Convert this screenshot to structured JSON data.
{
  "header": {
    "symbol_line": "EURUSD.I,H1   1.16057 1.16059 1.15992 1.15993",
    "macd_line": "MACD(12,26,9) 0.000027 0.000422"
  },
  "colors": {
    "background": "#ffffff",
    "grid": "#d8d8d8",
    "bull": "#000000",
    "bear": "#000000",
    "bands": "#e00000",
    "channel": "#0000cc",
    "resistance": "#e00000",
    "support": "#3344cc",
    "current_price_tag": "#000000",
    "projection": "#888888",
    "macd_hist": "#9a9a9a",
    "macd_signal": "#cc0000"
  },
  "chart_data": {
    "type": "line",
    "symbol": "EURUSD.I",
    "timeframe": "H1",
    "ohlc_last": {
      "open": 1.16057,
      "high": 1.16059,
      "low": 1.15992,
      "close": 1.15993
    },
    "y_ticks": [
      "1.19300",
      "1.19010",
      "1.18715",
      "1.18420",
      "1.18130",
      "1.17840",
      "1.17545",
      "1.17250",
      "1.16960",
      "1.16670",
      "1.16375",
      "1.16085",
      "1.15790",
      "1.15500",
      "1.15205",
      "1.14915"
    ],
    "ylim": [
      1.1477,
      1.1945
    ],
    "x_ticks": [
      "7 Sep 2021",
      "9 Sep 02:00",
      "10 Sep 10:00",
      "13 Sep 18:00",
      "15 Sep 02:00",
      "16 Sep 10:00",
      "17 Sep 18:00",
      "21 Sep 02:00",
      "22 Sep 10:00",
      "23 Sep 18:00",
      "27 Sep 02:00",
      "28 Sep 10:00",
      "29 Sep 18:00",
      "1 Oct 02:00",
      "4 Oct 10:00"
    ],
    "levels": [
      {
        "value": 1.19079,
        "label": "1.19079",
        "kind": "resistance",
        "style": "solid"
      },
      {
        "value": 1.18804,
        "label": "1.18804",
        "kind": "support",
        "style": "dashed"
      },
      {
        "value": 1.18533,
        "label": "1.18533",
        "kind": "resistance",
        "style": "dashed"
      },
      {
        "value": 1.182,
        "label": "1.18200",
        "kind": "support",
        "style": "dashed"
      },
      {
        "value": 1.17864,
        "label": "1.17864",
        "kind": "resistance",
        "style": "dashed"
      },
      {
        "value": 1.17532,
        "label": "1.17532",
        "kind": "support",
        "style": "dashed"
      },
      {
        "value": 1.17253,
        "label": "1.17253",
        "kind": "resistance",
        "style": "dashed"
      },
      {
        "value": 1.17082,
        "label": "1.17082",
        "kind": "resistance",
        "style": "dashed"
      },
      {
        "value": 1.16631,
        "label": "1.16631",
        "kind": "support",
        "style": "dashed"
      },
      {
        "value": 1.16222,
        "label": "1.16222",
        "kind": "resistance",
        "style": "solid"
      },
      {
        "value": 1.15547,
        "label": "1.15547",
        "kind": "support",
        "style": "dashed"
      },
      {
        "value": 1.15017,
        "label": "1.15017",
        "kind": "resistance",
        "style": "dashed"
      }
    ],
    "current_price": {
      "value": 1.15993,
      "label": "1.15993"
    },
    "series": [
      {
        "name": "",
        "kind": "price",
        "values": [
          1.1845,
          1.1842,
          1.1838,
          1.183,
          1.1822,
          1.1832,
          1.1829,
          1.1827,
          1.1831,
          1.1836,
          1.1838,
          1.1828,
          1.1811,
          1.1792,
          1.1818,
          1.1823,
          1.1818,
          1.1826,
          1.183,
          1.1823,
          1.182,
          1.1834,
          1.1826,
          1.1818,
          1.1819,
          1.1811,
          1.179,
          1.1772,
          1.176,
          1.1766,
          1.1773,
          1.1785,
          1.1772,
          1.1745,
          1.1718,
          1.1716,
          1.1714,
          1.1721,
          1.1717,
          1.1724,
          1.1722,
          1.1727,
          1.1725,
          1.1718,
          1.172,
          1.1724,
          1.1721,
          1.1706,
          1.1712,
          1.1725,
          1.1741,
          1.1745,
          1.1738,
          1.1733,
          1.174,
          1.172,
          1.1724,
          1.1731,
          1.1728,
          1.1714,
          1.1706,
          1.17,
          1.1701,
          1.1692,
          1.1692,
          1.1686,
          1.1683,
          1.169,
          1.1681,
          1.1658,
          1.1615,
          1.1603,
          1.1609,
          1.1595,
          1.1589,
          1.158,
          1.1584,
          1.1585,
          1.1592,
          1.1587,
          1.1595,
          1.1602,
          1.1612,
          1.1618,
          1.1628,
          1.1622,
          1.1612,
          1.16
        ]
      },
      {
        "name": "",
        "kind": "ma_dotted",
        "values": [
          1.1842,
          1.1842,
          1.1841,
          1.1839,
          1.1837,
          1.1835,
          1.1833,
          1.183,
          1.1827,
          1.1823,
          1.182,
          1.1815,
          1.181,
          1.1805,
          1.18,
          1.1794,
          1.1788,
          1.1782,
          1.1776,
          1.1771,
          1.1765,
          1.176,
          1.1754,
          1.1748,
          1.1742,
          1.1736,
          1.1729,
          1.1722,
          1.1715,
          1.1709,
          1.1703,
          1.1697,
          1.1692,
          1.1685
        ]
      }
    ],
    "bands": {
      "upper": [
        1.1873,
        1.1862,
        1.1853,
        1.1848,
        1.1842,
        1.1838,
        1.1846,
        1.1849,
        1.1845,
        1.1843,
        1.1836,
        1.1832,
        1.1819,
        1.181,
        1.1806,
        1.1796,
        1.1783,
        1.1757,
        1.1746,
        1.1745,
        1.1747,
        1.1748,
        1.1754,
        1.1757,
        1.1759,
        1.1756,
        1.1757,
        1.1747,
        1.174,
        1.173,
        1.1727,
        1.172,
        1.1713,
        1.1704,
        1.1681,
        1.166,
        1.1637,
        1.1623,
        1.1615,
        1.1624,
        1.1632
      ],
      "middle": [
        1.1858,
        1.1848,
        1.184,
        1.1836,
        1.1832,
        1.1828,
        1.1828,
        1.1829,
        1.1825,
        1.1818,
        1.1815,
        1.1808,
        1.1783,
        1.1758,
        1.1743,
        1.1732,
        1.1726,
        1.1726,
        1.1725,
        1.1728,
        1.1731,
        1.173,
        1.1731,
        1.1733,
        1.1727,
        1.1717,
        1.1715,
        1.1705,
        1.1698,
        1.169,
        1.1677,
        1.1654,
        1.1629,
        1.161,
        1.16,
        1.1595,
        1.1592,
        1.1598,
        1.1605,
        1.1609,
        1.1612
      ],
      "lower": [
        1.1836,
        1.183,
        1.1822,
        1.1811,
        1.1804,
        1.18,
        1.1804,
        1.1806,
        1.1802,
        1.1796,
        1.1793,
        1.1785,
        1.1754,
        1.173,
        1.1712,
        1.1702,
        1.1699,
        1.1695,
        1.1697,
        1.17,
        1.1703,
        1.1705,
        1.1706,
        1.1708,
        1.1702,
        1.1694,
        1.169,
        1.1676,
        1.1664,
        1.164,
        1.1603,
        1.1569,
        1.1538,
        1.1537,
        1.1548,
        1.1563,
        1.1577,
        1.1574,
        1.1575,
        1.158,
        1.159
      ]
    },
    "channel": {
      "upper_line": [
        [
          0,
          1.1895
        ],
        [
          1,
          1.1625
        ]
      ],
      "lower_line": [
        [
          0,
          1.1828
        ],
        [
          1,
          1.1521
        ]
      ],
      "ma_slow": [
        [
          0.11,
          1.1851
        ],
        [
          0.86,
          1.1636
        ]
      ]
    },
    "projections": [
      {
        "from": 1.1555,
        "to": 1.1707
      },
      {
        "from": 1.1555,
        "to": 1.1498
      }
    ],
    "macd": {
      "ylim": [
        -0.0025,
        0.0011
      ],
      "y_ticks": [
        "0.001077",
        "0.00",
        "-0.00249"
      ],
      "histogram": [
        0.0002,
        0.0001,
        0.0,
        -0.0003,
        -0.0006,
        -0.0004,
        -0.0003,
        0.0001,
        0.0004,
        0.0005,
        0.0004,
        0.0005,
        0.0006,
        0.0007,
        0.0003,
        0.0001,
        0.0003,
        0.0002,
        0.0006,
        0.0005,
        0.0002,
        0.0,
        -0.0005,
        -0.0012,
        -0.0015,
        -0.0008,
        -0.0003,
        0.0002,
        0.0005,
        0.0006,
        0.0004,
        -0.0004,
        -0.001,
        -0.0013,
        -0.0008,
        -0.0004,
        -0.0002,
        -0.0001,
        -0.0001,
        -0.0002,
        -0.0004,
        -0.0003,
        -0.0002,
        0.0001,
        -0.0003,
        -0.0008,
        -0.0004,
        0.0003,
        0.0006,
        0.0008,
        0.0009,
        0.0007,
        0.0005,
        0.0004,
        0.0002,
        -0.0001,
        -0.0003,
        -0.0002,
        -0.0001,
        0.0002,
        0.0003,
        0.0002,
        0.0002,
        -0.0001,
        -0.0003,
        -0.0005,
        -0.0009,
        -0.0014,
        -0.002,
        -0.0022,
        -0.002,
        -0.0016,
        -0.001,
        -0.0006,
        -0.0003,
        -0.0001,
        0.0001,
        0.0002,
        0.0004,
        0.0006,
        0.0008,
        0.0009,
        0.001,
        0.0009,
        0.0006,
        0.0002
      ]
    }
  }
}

········

WHAT TO DO:
Pull out every line of the records that includes the string "EURUSD".

EXERCISE OUTPUT:
    "symbol_line": "EURUSD.I,H1   1.16057 1.16059 1.15992 1.15993",
    "symbol": "EURUSD.I",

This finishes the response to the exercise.